(begin)

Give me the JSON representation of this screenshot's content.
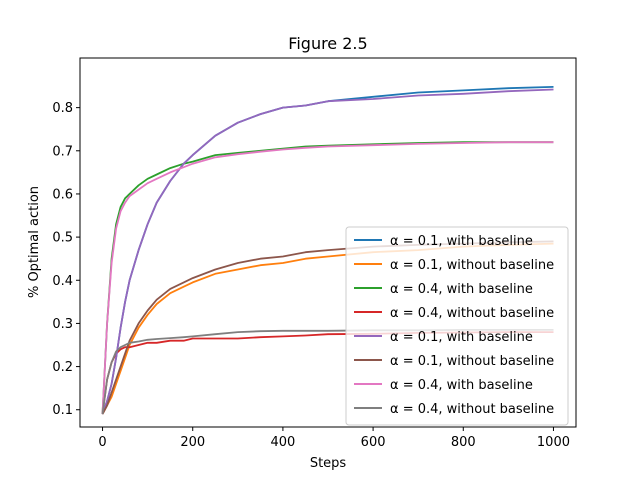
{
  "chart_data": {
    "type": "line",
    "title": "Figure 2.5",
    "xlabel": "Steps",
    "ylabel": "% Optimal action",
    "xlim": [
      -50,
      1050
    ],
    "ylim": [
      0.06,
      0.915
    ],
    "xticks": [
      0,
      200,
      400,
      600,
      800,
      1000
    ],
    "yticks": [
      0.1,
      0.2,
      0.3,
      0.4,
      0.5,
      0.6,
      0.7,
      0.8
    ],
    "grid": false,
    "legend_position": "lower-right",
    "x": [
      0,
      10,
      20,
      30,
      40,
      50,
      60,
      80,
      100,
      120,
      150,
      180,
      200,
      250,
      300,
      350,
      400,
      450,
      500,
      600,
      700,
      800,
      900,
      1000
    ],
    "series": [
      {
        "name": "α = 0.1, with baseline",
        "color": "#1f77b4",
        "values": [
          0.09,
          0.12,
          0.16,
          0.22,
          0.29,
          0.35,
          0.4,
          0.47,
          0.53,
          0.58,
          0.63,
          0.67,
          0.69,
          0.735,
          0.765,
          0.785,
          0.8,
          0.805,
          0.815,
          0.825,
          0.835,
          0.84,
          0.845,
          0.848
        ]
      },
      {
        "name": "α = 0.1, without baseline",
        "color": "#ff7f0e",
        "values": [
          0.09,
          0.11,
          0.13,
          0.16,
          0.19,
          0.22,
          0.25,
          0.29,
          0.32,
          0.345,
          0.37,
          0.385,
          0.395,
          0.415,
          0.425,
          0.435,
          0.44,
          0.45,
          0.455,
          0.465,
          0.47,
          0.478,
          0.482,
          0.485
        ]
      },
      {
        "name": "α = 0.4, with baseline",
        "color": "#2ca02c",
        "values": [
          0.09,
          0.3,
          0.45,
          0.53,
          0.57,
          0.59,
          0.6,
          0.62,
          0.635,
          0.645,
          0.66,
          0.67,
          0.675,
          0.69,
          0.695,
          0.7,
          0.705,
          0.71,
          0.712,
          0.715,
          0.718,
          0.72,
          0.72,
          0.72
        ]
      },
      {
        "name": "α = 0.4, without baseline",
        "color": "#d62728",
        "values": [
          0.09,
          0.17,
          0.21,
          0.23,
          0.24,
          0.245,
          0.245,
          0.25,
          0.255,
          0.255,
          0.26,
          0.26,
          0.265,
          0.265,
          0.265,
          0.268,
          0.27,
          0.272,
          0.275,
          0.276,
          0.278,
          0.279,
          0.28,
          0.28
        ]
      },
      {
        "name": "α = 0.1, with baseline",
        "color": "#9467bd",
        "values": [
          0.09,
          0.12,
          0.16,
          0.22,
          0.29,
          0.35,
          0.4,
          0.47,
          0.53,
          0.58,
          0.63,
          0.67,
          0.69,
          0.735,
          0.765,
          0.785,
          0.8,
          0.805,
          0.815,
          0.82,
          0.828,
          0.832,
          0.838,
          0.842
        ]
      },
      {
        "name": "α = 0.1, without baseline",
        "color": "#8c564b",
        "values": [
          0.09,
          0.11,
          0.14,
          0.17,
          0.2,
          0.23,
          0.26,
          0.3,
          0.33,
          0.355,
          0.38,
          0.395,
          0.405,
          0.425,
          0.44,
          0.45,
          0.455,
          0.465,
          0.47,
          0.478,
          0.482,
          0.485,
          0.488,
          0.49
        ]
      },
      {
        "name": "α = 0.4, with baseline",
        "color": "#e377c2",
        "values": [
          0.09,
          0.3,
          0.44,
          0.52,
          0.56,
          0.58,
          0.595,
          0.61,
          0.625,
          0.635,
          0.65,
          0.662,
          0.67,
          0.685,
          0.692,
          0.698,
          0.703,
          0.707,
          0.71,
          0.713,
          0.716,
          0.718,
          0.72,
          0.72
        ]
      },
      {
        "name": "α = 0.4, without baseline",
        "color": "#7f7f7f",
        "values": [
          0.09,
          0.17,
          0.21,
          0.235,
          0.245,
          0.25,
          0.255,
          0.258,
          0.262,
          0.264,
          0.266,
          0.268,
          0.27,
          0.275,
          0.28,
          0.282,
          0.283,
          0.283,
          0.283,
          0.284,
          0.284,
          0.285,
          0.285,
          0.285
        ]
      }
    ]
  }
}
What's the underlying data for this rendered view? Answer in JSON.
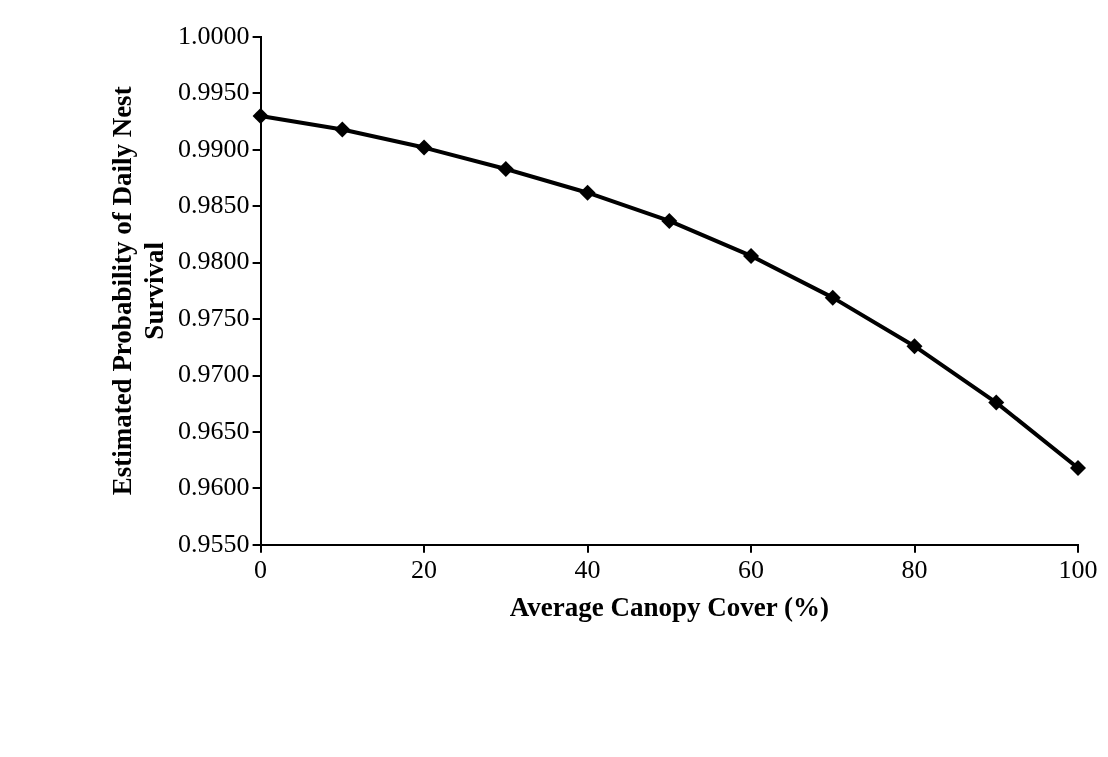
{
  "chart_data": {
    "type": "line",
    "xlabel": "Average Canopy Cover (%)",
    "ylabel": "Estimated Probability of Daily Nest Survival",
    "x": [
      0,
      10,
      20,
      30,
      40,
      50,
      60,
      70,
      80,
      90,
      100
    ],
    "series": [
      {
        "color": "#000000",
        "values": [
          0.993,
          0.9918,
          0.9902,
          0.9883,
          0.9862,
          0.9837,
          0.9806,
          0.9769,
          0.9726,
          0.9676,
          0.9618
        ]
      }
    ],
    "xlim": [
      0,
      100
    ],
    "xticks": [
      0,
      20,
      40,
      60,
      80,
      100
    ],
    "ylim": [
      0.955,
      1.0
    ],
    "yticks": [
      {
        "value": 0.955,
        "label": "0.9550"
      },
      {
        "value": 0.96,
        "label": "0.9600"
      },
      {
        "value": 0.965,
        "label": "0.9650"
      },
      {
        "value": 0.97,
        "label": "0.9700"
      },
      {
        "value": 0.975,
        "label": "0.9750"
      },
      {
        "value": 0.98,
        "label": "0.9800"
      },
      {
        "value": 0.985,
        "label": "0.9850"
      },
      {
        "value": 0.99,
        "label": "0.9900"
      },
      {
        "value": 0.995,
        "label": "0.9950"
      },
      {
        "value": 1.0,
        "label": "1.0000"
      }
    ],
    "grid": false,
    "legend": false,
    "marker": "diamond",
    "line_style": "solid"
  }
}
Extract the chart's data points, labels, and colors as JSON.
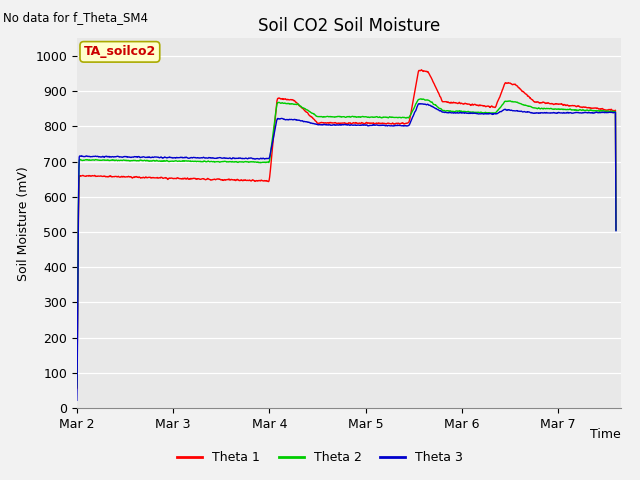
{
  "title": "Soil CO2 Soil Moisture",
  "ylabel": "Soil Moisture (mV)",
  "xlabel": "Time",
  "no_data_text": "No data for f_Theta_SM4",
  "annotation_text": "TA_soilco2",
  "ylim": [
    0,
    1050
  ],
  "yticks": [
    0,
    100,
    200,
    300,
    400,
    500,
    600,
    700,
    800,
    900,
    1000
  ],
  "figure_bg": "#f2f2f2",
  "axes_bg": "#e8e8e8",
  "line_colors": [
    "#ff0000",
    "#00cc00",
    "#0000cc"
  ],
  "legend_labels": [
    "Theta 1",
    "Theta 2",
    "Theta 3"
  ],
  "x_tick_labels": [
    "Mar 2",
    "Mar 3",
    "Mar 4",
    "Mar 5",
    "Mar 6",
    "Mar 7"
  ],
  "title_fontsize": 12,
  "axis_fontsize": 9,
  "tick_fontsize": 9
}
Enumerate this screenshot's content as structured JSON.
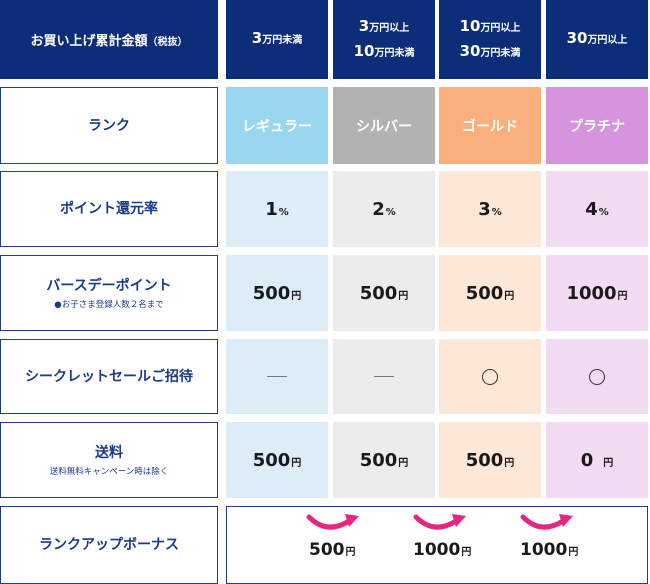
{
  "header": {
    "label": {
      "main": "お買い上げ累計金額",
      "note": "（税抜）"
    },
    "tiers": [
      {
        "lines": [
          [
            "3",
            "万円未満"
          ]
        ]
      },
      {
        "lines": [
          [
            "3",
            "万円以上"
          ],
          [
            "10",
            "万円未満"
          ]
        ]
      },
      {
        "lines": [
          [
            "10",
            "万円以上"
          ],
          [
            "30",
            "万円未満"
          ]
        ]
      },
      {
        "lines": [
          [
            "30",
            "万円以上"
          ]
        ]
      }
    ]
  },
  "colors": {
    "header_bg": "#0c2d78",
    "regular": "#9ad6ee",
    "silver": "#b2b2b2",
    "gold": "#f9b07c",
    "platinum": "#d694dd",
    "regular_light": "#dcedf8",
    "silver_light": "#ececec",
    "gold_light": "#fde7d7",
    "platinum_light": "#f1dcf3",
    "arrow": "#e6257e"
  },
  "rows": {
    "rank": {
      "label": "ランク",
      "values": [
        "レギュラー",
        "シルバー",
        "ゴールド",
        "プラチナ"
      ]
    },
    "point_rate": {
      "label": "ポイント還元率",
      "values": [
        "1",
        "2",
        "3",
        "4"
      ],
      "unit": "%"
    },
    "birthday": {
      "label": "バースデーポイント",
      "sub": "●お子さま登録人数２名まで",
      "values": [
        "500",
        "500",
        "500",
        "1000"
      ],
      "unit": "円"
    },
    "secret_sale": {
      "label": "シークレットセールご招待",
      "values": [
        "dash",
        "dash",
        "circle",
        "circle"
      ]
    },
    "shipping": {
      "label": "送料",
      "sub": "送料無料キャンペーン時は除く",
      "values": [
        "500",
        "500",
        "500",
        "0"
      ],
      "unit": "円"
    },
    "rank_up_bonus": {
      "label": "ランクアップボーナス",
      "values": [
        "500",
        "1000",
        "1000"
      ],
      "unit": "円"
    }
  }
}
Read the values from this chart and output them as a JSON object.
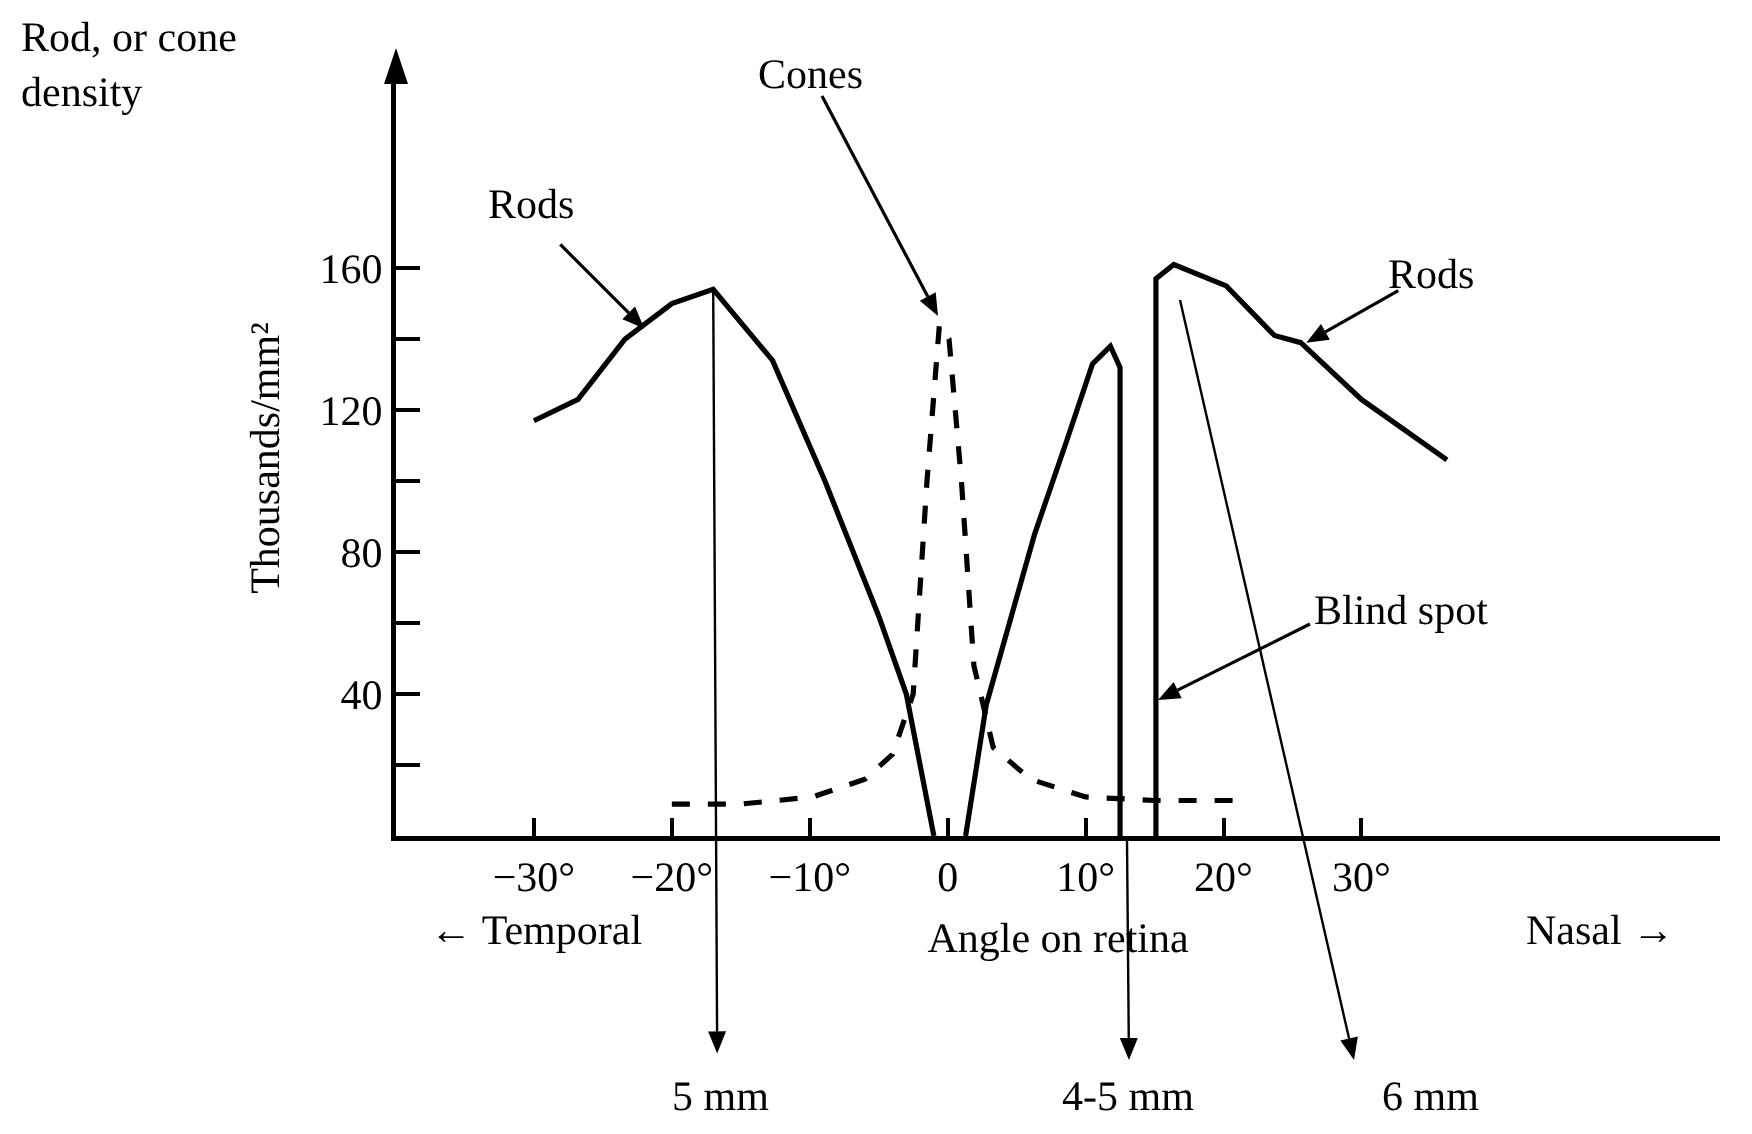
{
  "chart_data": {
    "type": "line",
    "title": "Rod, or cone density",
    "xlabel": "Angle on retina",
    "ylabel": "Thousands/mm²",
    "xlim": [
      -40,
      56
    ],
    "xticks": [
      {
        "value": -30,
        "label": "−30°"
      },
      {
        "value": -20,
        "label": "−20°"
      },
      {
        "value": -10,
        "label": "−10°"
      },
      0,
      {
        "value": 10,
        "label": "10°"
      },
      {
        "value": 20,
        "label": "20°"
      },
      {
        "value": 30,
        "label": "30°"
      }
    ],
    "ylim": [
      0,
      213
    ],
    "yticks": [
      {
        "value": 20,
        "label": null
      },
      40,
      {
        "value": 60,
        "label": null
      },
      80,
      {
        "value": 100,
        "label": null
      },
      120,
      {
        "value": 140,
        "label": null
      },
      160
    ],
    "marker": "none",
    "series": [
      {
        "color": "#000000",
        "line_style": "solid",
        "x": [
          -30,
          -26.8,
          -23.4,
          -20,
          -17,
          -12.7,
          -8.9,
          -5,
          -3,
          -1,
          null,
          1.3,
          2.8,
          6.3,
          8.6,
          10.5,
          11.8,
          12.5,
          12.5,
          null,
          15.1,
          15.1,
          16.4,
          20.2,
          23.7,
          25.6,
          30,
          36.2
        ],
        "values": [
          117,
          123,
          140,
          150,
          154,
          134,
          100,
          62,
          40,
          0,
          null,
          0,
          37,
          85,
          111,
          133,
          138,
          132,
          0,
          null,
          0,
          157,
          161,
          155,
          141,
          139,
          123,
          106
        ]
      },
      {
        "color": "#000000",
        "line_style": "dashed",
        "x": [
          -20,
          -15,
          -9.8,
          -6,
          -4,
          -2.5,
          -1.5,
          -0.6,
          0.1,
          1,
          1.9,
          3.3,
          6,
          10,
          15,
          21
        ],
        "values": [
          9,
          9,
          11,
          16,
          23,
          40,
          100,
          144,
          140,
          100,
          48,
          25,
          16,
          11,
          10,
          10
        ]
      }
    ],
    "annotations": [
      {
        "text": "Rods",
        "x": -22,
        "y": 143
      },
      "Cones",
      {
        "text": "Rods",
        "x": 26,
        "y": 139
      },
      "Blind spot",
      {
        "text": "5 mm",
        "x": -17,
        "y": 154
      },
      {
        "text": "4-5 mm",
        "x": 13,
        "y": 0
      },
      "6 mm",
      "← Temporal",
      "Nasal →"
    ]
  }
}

(end)

What is being asked: Tally up the lines in the records containing the word "Moisture", then give the count and nothing else.

Expected answer: 2